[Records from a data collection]
+++

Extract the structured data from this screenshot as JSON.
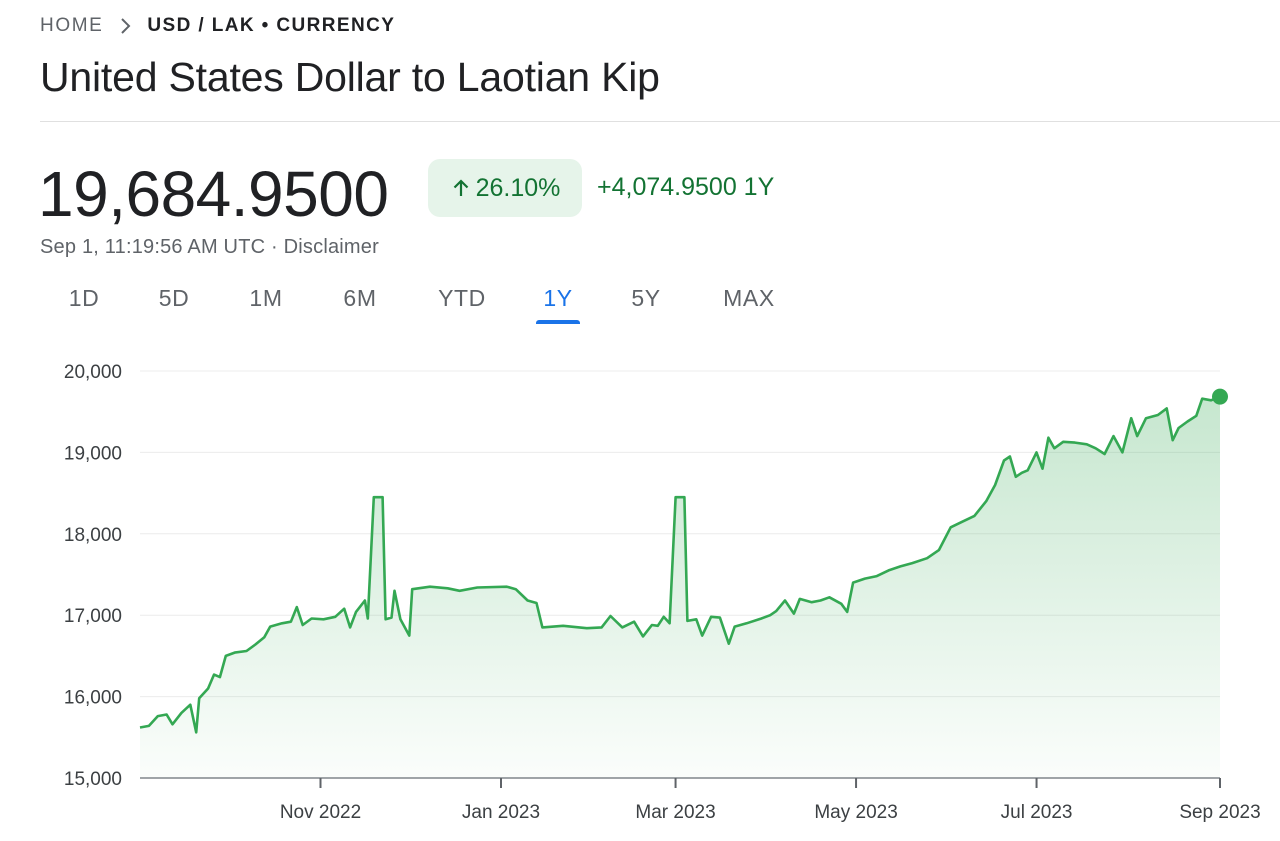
{
  "breadcrumb": {
    "home": "HOME",
    "current": "USD / LAK • CURRENCY"
  },
  "title": "United States Dollar to Laotian Kip",
  "quote": {
    "price": "19,684.9500",
    "change_percent": "26.10%",
    "change_abs": "+4,074.9500 1Y",
    "timestamp": "Sep 1, 11:19:56 AM UTC",
    "separator": " · ",
    "disclaimer": "Disclaimer",
    "trend_icon": "arrow-up-icon"
  },
  "tabs": [
    {
      "label": "1D",
      "active": false
    },
    {
      "label": "5D",
      "active": false
    },
    {
      "label": "1M",
      "active": false
    },
    {
      "label": "6M",
      "active": false
    },
    {
      "label": "YTD",
      "active": false
    },
    {
      "label": "1Y",
      "active": true
    },
    {
      "label": "5Y",
      "active": false
    },
    {
      "label": "MAX",
      "active": false
    }
  ],
  "colors": {
    "line": "#34a853",
    "positive_text": "#137333",
    "positive_bg": "#e6f4ea",
    "accent": "#1a73e8"
  },
  "chart_data": {
    "type": "area",
    "ylim": [
      15000,
      20000
    ],
    "y_ticks": [
      15000,
      16000,
      17000,
      18000,
      19000,
      20000
    ],
    "y_tick_labels": [
      "15,000",
      "16,000",
      "17,000",
      "18,000",
      "19,000",
      "20,000"
    ],
    "x_range": [
      "2022-09-01",
      "2023-09-01"
    ],
    "x_ticks": [
      {
        "date": "2022-11-01",
        "label": "Nov 2022"
      },
      {
        "date": "2023-01-01",
        "label": "Jan 2023"
      },
      {
        "date": "2023-03-01",
        "label": "Mar 2023"
      },
      {
        "date": "2023-05-01",
        "label": "May 2023"
      },
      {
        "date": "2023-07-01",
        "label": "Jul 2023"
      },
      {
        "date": "2023-09-01",
        "label": "Sep 2023"
      }
    ],
    "grid": true,
    "series": [
      {
        "points": [
          [
            "2022-09-01",
            15620
          ],
          [
            "2022-09-04",
            15640
          ],
          [
            "2022-09-07",
            15760
          ],
          [
            "2022-09-10",
            15780
          ],
          [
            "2022-09-12",
            15660
          ],
          [
            "2022-09-15",
            15800
          ],
          [
            "2022-09-18",
            15900
          ],
          [
            "2022-09-20",
            15560
          ],
          [
            "2022-09-21",
            15980
          ],
          [
            "2022-09-24",
            16100
          ],
          [
            "2022-09-26",
            16270
          ],
          [
            "2022-09-28",
            16240
          ],
          [
            "2022-09-30",
            16500
          ],
          [
            "2022-10-03",
            16540
          ],
          [
            "2022-10-07",
            16560
          ],
          [
            "2022-10-10",
            16640
          ],
          [
            "2022-10-13",
            16730
          ],
          [
            "2022-10-15",
            16860
          ],
          [
            "2022-10-19",
            16900
          ],
          [
            "2022-10-22",
            16920
          ],
          [
            "2022-10-24",
            17100
          ],
          [
            "2022-10-26",
            16880
          ],
          [
            "2022-10-29",
            16960
          ],
          [
            "2022-11-02",
            16950
          ],
          [
            "2022-11-06",
            16980
          ],
          [
            "2022-11-09",
            17080
          ],
          [
            "2022-11-11",
            16850
          ],
          [
            "2022-11-13",
            17040
          ],
          [
            "2022-11-16",
            17180
          ],
          [
            "2022-11-17",
            16960
          ],
          [
            "2022-11-19",
            18450
          ],
          [
            "2022-11-22",
            18450
          ],
          [
            "2022-11-23",
            16950
          ],
          [
            "2022-11-25",
            16970
          ],
          [
            "2022-11-26",
            17300
          ],
          [
            "2022-11-28",
            16950
          ],
          [
            "2022-12-01",
            16750
          ],
          [
            "2022-12-02",
            17320
          ],
          [
            "2022-12-08",
            17350
          ],
          [
            "2022-12-14",
            17330
          ],
          [
            "2022-12-18",
            17300
          ],
          [
            "2022-12-24",
            17340
          ],
          [
            "2023-01-03",
            17350
          ],
          [
            "2023-01-06",
            17320
          ],
          [
            "2023-01-10",
            17180
          ],
          [
            "2023-01-13",
            17150
          ],
          [
            "2023-01-15",
            16850
          ],
          [
            "2023-01-22",
            16870
          ],
          [
            "2023-01-30",
            16840
          ],
          [
            "2023-02-04",
            16850
          ],
          [
            "2023-02-07",
            16990
          ],
          [
            "2023-02-11",
            16850
          ],
          [
            "2023-02-15",
            16920
          ],
          [
            "2023-02-18",
            16740
          ],
          [
            "2023-02-21",
            16880
          ],
          [
            "2023-02-23",
            16870
          ],
          [
            "2023-02-25",
            16980
          ],
          [
            "2023-02-27",
            16900
          ],
          [
            "2023-03-01",
            18450
          ],
          [
            "2023-03-04",
            18450
          ],
          [
            "2023-03-05",
            16930
          ],
          [
            "2023-03-08",
            16950
          ],
          [
            "2023-03-10",
            16750
          ],
          [
            "2023-03-13",
            16980
          ],
          [
            "2023-03-16",
            16970
          ],
          [
            "2023-03-19",
            16650
          ],
          [
            "2023-03-21",
            16860
          ],
          [
            "2023-03-25",
            16900
          ],
          [
            "2023-03-30",
            16960
          ],
          [
            "2023-04-02",
            17000
          ],
          [
            "2023-04-04",
            17050
          ],
          [
            "2023-04-07",
            17180
          ],
          [
            "2023-04-10",
            17020
          ],
          [
            "2023-04-12",
            17200
          ],
          [
            "2023-04-16",
            17160
          ],
          [
            "2023-04-19",
            17180
          ],
          [
            "2023-04-22",
            17220
          ],
          [
            "2023-04-26",
            17140
          ],
          [
            "2023-04-28",
            17040
          ],
          [
            "2023-04-30",
            17400
          ],
          [
            "2023-05-04",
            17450
          ],
          [
            "2023-05-08",
            17480
          ],
          [
            "2023-05-12",
            17550
          ],
          [
            "2023-05-16",
            17600
          ],
          [
            "2023-05-20",
            17640
          ],
          [
            "2023-05-25",
            17700
          ],
          [
            "2023-05-29",
            17800
          ],
          [
            "2023-06-02",
            18080
          ],
          [
            "2023-06-06",
            18150
          ],
          [
            "2023-06-10",
            18220
          ],
          [
            "2023-06-14",
            18400
          ],
          [
            "2023-06-17",
            18600
          ],
          [
            "2023-06-20",
            18900
          ],
          [
            "2023-06-22",
            18950
          ],
          [
            "2023-06-24",
            18700
          ],
          [
            "2023-06-26",
            18750
          ],
          [
            "2023-06-28",
            18780
          ],
          [
            "2023-07-01",
            19000
          ],
          [
            "2023-07-03",
            18800
          ],
          [
            "2023-07-05",
            19180
          ],
          [
            "2023-07-07",
            19050
          ],
          [
            "2023-07-10",
            19130
          ],
          [
            "2023-07-14",
            19120
          ],
          [
            "2023-07-18",
            19100
          ],
          [
            "2023-07-21",
            19050
          ],
          [
            "2023-07-24",
            18980
          ],
          [
            "2023-07-27",
            19200
          ],
          [
            "2023-07-30",
            19000
          ],
          [
            "2023-08-02",
            19420
          ],
          [
            "2023-08-04",
            19200
          ],
          [
            "2023-08-07",
            19420
          ],
          [
            "2023-08-11",
            19460
          ],
          [
            "2023-08-14",
            19540
          ],
          [
            "2023-08-16",
            19150
          ],
          [
            "2023-08-18",
            19300
          ],
          [
            "2023-08-21",
            19380
          ],
          [
            "2023-08-24",
            19450
          ],
          [
            "2023-08-26",
            19660
          ],
          [
            "2023-08-29",
            19640
          ],
          [
            "2023-09-01",
            19685
          ]
        ]
      }
    ]
  }
}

+++

▶ _WHAT THE EXERCISE ASKS_
The records above should be reproduced exactly, with no pictures included.

▶ _SOLUTION TO THIS TASK_
Extract the structured data from this screenshot as JSON.
{
  "breadcrumb": {
    "home": "HOME",
    "current": "USD / LAK • CURRENCY"
  },
  "title": "United States Dollar to Laotian Kip",
  "quote": {
    "price": "19,684.9500",
    "change_percent": "26.10%",
    "change_abs": "+4,074.9500 1Y",
    "timestamp": "Sep 1, 11:19:56 AM UTC",
    "separator": " · ",
    "disclaimer": "Disclaimer",
    "trend_icon": "arrow-up-icon"
  },
  "tabs": [
    {
      "label": "1D",
      "active": false
    },
    {
      "label": "5D",
      "active": false
    },
    {
      "label": "1M",
      "active": false
    },
    {
      "label": "6M",
      "active": false
    },
    {
      "label": "YTD",
      "active": false
    },
    {
      "label": "1Y",
      "active": true
    },
    {
      "label": "5Y",
      "active": false
    },
    {
      "label": "MAX",
      "active": false
    }
  ],
  "colors": {
    "line": "#34a853",
    "positive_text": "#137333",
    "positive_bg": "#e6f4ea",
    "accent": "#1a73e8"
  },
  "chart_data": {
    "type": "area",
    "ylim": [
      15000,
      20000
    ],
    "y_ticks": [
      15000,
      16000,
      17000,
      18000,
      19000,
      20000
    ],
    "y_tick_labels": [
      "15,000",
      "16,000",
      "17,000",
      "18,000",
      "19,000",
      "20,000"
    ],
    "x_range": [
      "2022-09-01",
      "2023-09-01"
    ],
    "x_ticks": [
      {
        "date": "2022-11-01",
        "label": "Nov 2022"
      },
      {
        "date": "2023-01-01",
        "label": "Jan 2023"
      },
      {
        "date": "2023-03-01",
        "label": "Mar 2023"
      },
      {
        "date": "2023-05-01",
        "label": "May 2023"
      },
      {
        "date": "2023-07-01",
        "label": "Jul 2023"
      },
      {
        "date": "2023-09-01",
        "label": "Sep 2023"
      }
    ],
    "grid": true,
    "series": [
      {
        "points": [
          [
            "2022-09-01",
            15620
          ],
          [
            "2022-09-04",
            15640
          ],
          [
            "2022-09-07",
            15760
          ],
          [
            "2022-09-10",
            15780
          ],
          [
            "2022-09-12",
            15660
          ],
          [
            "2022-09-15",
            15800
          ],
          [
            "2022-09-18",
            15900
          ],
          [
            "2022-09-20",
            15560
          ],
          [
            "2022-09-21",
            15980
          ],
          [
            "2022-09-24",
            16100
          ],
          [
            "2022-09-26",
            16270
          ],
          [
            "2022-09-28",
            16240
          ],
          [
            "2022-09-30",
            16500
          ],
          [
            "2022-10-03",
            16540
          ],
          [
            "2022-10-07",
            16560
          ],
          [
            "2022-10-10",
            16640
          ],
          [
            "2022-10-13",
            16730
          ],
          [
            "2022-10-15",
            16860
          ],
          [
            "2022-10-19",
            16900
          ],
          [
            "2022-10-22",
            16920
          ],
          [
            "2022-10-24",
            17100
          ],
          [
            "2022-10-26",
            16880
          ],
          [
            "2022-10-29",
            16960
          ],
          [
            "2022-11-02",
            16950
          ],
          [
            "2022-11-06",
            16980
          ],
          [
            "2022-11-09",
            17080
          ],
          [
            "2022-11-11",
            16850
          ],
          [
            "2022-11-13",
            17040
          ],
          [
            "2022-11-16",
            17180
          ],
          [
            "2022-11-17",
            16960
          ],
          [
            "2022-11-19",
            18450
          ],
          [
            "2022-11-22",
            18450
          ],
          [
            "2022-11-23",
            16950
          ],
          [
            "2022-11-25",
            16970
          ],
          [
            "2022-11-26",
            17300
          ],
          [
            "2022-11-28",
            16950
          ],
          [
            "2022-12-01",
            16750
          ],
          [
            "2022-12-02",
            17320
          ],
          [
            "2022-12-08",
            17350
          ],
          [
            "2022-12-14",
            17330
          ],
          [
            "2022-12-18",
            17300
          ],
          [
            "2022-12-24",
            17340
          ],
          [
            "2023-01-03",
            17350
          ],
          [
            "2023-01-06",
            17320
          ],
          [
            "2023-01-10",
            17180
          ],
          [
            "2023-01-13",
            17150
          ],
          [
            "2023-01-15",
            16850
          ],
          [
            "2023-01-22",
            16870
          ],
          [
            "2023-01-30",
            16840
          ],
          [
            "2023-02-04",
            16850
          ],
          [
            "2023-02-07",
            16990
          ],
          [
            "2023-02-11",
            16850
          ],
          [
            "2023-02-15",
            16920
          ],
          [
            "2023-02-18",
            16740
          ],
          [
            "2023-02-21",
            16880
          ],
          [
            "2023-02-23",
            16870
          ],
          [
            "2023-02-25",
            16980
          ],
          [
            "2023-02-27",
            16900
          ],
          [
            "2023-03-01",
            18450
          ],
          [
            "2023-03-04",
            18450
          ],
          [
            "2023-03-05",
            16930
          ],
          [
            "2023-03-08",
            16950
          ],
          [
            "2023-03-10",
            16750
          ],
          [
            "2023-03-13",
            16980
          ],
          [
            "2023-03-16",
            16970
          ],
          [
            "2023-03-19",
            16650
          ],
          [
            "2023-03-21",
            16860
          ],
          [
            "2023-03-25",
            16900
          ],
          [
            "2023-03-30",
            16960
          ],
          [
            "2023-04-02",
            17000
          ],
          [
            "2023-04-04",
            17050
          ],
          [
            "2023-04-07",
            17180
          ],
          [
            "2023-04-10",
            17020
          ],
          [
            "2023-04-12",
            17200
          ],
          [
            "2023-04-16",
            17160
          ],
          [
            "2023-04-19",
            17180
          ],
          [
            "2023-04-22",
            17220
          ],
          [
            "2023-04-26",
            17140
          ],
          [
            "2023-04-28",
            17040
          ],
          [
            "2023-04-30",
            17400
          ],
          [
            "2023-05-04",
            17450
          ],
          [
            "2023-05-08",
            17480
          ],
          [
            "2023-05-12",
            17550
          ],
          [
            "2023-05-16",
            17600
          ],
          [
            "2023-05-20",
            17640
          ],
          [
            "2023-05-25",
            17700
          ],
          [
            "2023-05-29",
            17800
          ],
          [
            "2023-06-02",
            18080
          ],
          [
            "2023-06-06",
            18150
          ],
          [
            "2023-06-10",
            18220
          ],
          [
            "2023-06-14",
            18400
          ],
          [
            "2023-06-17",
            18600
          ],
          [
            "2023-06-20",
            18900
          ],
          [
            "2023-06-22",
            18950
          ],
          [
            "2023-06-24",
            18700
          ],
          [
            "2023-06-26",
            18750
          ],
          [
            "2023-06-28",
            18780
          ],
          [
            "2023-07-01",
            19000
          ],
          [
            "2023-07-03",
            18800
          ],
          [
            "2023-07-05",
            19180
          ],
          [
            "2023-07-07",
            19050
          ],
          [
            "2023-07-10",
            19130
          ],
          [
            "2023-07-14",
            19120
          ],
          [
            "2023-07-18",
            19100
          ],
          [
            "2023-07-21",
            19050
          ],
          [
            "2023-07-24",
            18980
          ],
          [
            "2023-07-27",
            19200
          ],
          [
            "2023-07-30",
            19000
          ],
          [
            "2023-08-02",
            19420
          ],
          [
            "2023-08-04",
            19200
          ],
          [
            "2023-08-07",
            19420
          ],
          [
            "2023-08-11",
            19460
          ],
          [
            "2023-08-14",
            19540
          ],
          [
            "2023-08-16",
            19150
          ],
          [
            "2023-08-18",
            19300
          ],
          [
            "2023-08-21",
            19380
          ],
          [
            "2023-08-24",
            19450
          ],
          [
            "2023-08-26",
            19660
          ],
          [
            "2023-08-29",
            19640
          ],
          [
            "2023-09-01",
            19685
          ]
        ]
      }
    ]
  }
}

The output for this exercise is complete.